>> begin
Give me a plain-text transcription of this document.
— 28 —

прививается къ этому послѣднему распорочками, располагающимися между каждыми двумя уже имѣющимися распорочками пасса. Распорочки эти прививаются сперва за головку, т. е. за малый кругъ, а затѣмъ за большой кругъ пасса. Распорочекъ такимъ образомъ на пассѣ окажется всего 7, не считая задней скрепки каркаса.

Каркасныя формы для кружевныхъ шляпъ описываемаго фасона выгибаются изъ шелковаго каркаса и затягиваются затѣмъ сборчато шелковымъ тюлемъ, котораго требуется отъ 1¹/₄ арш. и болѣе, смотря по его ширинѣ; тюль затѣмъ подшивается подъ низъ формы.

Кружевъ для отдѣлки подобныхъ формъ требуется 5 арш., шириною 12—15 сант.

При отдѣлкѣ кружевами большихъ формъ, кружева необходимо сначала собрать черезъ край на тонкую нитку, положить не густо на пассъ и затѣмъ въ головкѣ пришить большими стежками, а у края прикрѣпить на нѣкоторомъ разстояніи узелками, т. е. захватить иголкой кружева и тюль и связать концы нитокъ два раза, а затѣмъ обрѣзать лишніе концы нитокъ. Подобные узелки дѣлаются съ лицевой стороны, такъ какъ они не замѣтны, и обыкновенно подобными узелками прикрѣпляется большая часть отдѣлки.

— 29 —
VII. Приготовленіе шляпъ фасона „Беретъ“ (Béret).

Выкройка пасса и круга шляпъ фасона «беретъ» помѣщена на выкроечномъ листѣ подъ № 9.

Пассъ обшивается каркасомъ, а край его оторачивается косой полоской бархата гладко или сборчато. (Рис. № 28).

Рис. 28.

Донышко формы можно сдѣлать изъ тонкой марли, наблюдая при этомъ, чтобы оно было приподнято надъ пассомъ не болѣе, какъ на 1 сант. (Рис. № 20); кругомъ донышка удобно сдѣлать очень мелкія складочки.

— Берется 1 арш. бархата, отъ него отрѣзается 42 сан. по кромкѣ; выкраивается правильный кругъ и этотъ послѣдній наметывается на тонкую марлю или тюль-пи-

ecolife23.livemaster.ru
>> end
### What is being asked
Your task is to repeat each line of the material exactly.

### Correct result
Give me a plain-text transcription of this document.
— 28 —

прививается къ этому послѣднему распорочками, располагающимися между каждыми двумя уже имѣющимися распорочками пасса. Распорочки эти прививаются сперва за головку, т. е. за малый кругъ, а затѣмъ за большой кругъ пасса. Распорочекъ такимъ образомъ на пассѣ окажется всего 7, не считая задней скрепки каркаса.

Каркасныя формы для кружевныхъ шляпъ описываемаго фасона выгибаются изъ шелковаго каркаса и затягиваются затѣмъ сборчато шелковымъ тюлемъ, котораго требуется отъ 1¹/₄ арш. и болѣе, смотря по его ширинѣ; тюль затѣмъ подшивается подъ низъ формы.

Кружевъ для отдѣлки подобныхъ формъ требуется 5 арш., шириною 12—15 сант.

При отдѣлкѣ кружевами большихъ формъ, кружева необходимо сначала собрать черезъ край на тонкую нитку, положить не густо на пассъ и затѣмъ въ головкѣ пришить большими стежками, а у края прикрѣпить на нѣкоторомъ разстояніи узелками, т. е. захватить иголкой кружева и тюль и связать концы нитокъ два раза, а затѣмъ обрѣзать лишніе концы нитокъ. Подобные узелки дѣлаются съ лицевой стороны, такъ какъ они не замѣтны, и обыкновенно подобными узелками прикрѣпляется большая часть отдѣлки.

— 29 —
VII. Приготовленіе шляпъ фасона „Беретъ“ (Béret).

Выкройка пасса и круга шляпъ фасона «беретъ» помѣщена на выкроечномъ листѣ подъ № 9.

Пассъ обшивается каркасомъ, а край его оторачивается косой полоской бархата гладко или сборчато. (Рис. № 28).

Рис. 28.

Донышко формы можно сдѣлать изъ тонкой марли, наблюдая при этомъ, чтобы оно было приподнято надъ пассомъ не болѣе, какъ на 1 сант. (Рис. № 20); кругомъ донышка удобно сдѣлать очень мелкія складочки.

— Берется 1 арш. бархата, отъ него отрѣзается 42 сан. по кромкѣ; выкраивается правильный кругъ и этотъ послѣдній наметывается на тонкую марлю или тюль-пи-

ecolife23.livemaster.ru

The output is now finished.